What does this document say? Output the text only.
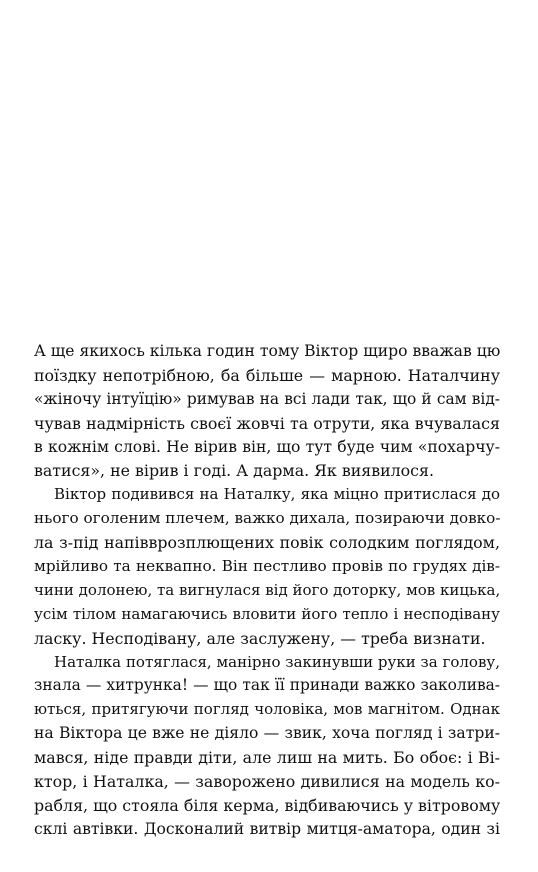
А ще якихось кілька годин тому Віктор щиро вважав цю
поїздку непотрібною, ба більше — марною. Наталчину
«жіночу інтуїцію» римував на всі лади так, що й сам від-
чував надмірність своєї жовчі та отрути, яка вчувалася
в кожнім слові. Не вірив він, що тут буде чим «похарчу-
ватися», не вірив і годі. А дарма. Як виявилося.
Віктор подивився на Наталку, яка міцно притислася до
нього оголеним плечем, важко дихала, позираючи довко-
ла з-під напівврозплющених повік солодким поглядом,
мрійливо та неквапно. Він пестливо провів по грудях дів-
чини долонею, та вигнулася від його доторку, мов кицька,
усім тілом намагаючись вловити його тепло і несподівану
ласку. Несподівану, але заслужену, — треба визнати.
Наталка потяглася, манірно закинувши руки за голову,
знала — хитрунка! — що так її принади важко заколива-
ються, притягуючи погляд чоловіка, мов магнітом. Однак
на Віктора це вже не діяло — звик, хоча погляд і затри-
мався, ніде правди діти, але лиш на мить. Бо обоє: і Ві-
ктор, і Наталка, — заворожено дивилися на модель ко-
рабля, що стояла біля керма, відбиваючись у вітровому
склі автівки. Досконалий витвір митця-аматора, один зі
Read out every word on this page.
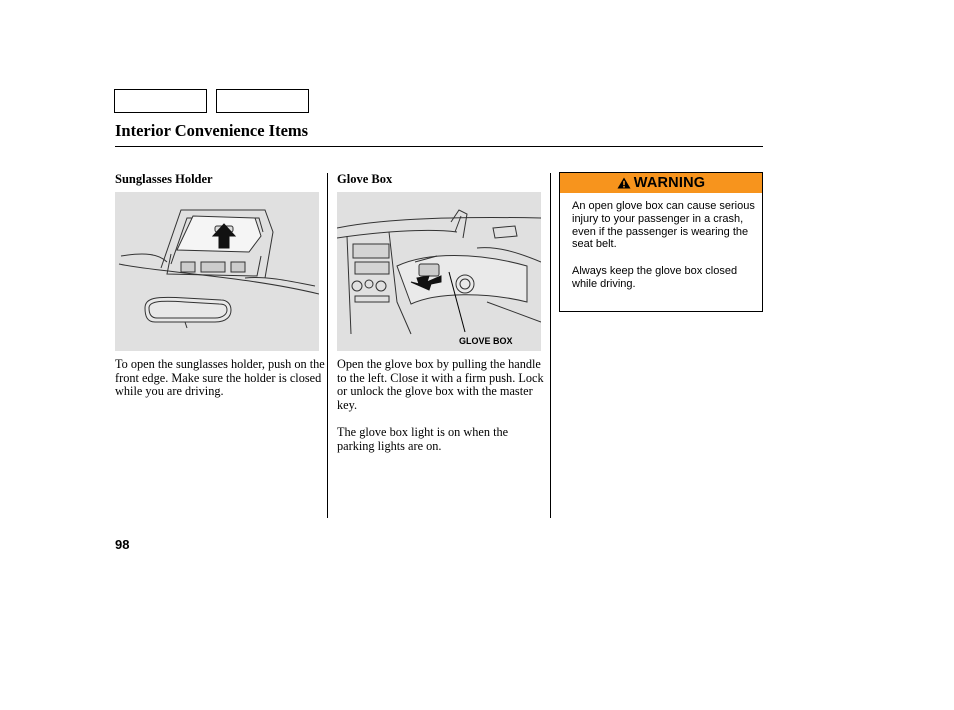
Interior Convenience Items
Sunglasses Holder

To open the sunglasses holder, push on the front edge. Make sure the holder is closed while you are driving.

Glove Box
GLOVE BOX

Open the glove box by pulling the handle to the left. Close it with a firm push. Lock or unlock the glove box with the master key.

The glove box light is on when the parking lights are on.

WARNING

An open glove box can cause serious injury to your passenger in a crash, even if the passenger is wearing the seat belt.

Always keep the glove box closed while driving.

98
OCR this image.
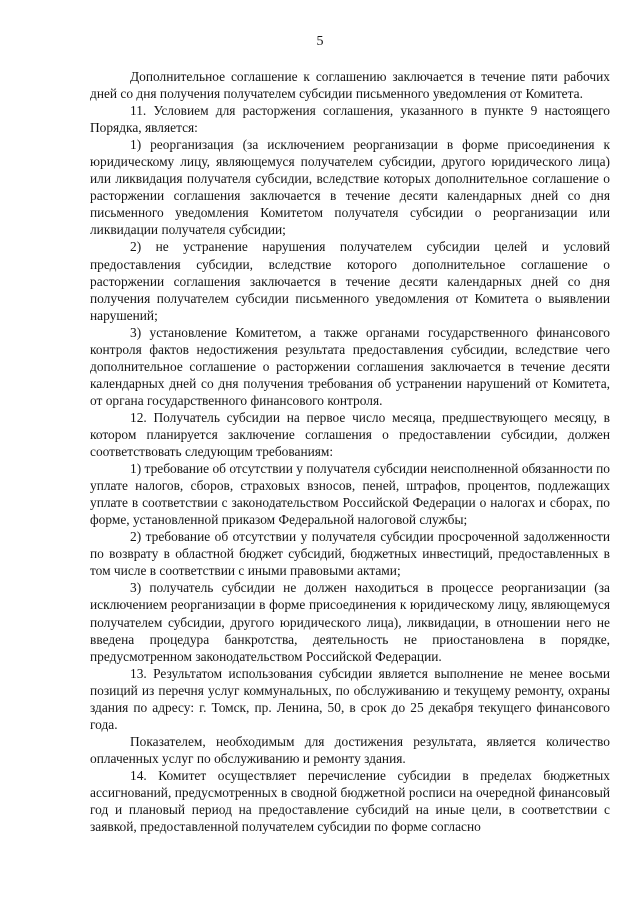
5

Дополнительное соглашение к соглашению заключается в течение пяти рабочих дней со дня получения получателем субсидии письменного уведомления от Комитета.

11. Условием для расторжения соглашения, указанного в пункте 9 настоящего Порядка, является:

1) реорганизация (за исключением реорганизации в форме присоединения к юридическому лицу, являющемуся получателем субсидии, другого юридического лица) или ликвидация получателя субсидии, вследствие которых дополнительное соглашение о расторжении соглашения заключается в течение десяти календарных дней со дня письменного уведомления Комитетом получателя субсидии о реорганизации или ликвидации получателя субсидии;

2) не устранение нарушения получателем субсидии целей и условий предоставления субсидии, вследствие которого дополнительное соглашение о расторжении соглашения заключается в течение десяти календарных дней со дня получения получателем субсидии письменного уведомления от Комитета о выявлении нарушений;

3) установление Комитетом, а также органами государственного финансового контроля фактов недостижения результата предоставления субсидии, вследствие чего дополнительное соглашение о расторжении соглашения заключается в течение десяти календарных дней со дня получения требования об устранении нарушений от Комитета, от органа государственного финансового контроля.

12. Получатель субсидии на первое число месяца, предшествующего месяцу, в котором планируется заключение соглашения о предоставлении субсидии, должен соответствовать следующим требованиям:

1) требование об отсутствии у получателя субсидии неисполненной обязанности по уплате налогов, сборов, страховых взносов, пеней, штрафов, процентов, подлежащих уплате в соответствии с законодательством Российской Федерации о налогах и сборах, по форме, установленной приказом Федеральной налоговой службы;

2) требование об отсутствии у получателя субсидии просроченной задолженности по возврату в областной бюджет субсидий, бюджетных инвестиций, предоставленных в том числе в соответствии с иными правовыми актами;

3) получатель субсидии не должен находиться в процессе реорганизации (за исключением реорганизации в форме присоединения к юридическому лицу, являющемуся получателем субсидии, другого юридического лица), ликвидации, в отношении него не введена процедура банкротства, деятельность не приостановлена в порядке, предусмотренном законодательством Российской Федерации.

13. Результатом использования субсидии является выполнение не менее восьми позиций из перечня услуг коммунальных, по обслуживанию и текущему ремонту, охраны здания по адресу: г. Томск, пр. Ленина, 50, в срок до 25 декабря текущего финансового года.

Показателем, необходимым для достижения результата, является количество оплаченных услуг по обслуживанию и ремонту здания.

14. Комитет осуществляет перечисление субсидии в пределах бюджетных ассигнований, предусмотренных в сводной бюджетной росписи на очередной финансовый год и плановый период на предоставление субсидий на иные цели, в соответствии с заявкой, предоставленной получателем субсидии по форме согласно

**What you will do**
Your copy should match the entries exactly, minus the pictures.

**Output of the exercise**
What does this document say? Output the text only.
А ще якихось кілька годин тому Віктор щиро вважав цю
поїздку непотрібною, ба більше — марною. Наталчину
«жіночу інтуїцію» римував на всі лади так, що й сам від-
чував надмірність своєї жовчі та отрути, яка вчувалася
в кожнім слові. Не вірив він, що тут буде чим «похарчу-
ватися», не вірив і годі. А дарма. Як виявилося.
Віктор подивився на Наталку, яка міцно притислася до
нього оголеним плечем, важко дихала, позираючи довко-
ла з-під напівврозплющених повік солодким поглядом,
мрійливо та неквапно. Він пестливо провів по грудях дів-
чини долонею, та вигнулася від його доторку, мов кицька,
усім тілом намагаючись вловити його тепло і несподівану
ласку. Несподівану, але заслужену, — треба визнати.
Наталка потяглася, манірно закинувши руки за голову,
знала — хитрунка! — що так її принади важко заколива-
ються, притягуючи погляд чоловіка, мов магнітом. Однак
на Віктора це вже не діяло — звик, хоча погляд і затри-
мався, ніде правди діти, але лиш на мить. Бо обоє: і Ві-
ктор, і Наталка, — заворожено дивилися на модель ко-
рабля, що стояла біля керма, відбиваючись у вітровому
склі автівки. Досконалий витвір митця-аматора, один зі
Read out every word on this page.
Interior Convenience Items
Sunglasses Holder

To open the sunglasses holder, push on the front edge. Make sure the holder is closed while you are driving.

Glove Box
GLOVE BOX

Open the glove box by pulling the handle to the left. Close it with a firm push. Lock or unlock the glove box with the master key.

The glove box light is on when the parking lights are on.

WARNING

An open glove box can cause serious injury to your passenger in a crash, even if the passenger is wearing the seat belt.

Always keep the glove box closed while driving.

98
OCR this image.
5

Дополнительное соглашение к соглашению заключается в течение пяти рабочих дней со дня получения получателем субсидии письменного уведомления от Комитета.

11. Условием для расторжения соглашения, указанного в пункте 9 настоящего Порядка, является:

1) реорганизация (за исключением реорганизации в форме присоединения к юридическому лицу, являющемуся получателем субсидии, другого юридического лица) или ликвидация получателя субсидии, вследствие которых дополнительное соглашение о расторжении соглашения заключается в течение десяти календарных дней со дня письменного уведомления Комитетом получателя субсидии о реорганизации или ликвидации получателя субсидии;

2) не устранение нарушения получателем субсидии целей и условий предоставления субсидии, вследствие которого дополнительное соглашение о расторжении соглашения заключается в течение десяти календарных дней со дня получения получателем субсидии письменного уведомления от Комитета о выявлении нарушений;

3) установление Комитетом, а также органами государственного финансового контроля фактов недостижения результата предоставления субсидии, вследствие чего дополнительное соглашение о расторжении соглашения заключается в течение десяти календарных дней со дня получения требования об устранении нарушений от Комитета, от органа государственного финансового контроля.

12. Получатель субсидии на первое число месяца, предшествующего месяцу, в котором планируется заключение соглашения о предоставлении субсидии, должен соответствовать следующим требованиям:

1) требование об отсутствии у получателя субсидии неисполненной обязанности по уплате налогов, сборов, страховых взносов, пеней, штрафов, процентов, подлежащих уплате в соответствии с законодательством Российской Федерации о налогах и сборах, по форме, установленной приказом Федеральной налоговой службы;

2) требование об отсутствии у получателя субсидии просроченной задолженности по возврату в областной бюджет субсидий, бюджетных инвестиций, предоставленных в том числе в соответствии с иными правовыми актами;

3) получатель субсидии не должен находиться в процессе реорганизации (за исключением реорганизации в форме присоединения к юридическому лицу, являющемуся получателем субсидии, другого юридического лица), ликвидации, в отношении него не введена процедура банкротства, деятельность не приостановлена в порядке, предусмотренном законодательством Российской Федерации.

13. Результатом использования субсидии является выполнение не менее восьми позиций из перечня услуг коммунальных, по обслуживанию и текущему ремонту, охраны здания по адресу: г. Томск, пр. Ленина, 50, в срок до 25 декабря текущего финансового года.

Показателем, необходимым для достижения результата, является количество оплаченных услуг по обслуживанию и ремонту здания.

14. Комитет осуществляет перечисление субсидии в пределах бюджетных ассигнований, предусмотренных в сводной бюджетной росписи на очередной финансовый год и плановый период на предоставление субсидий на иные цели, в соответствии с заявкой, предоставленной получателем субсидии по форме согласно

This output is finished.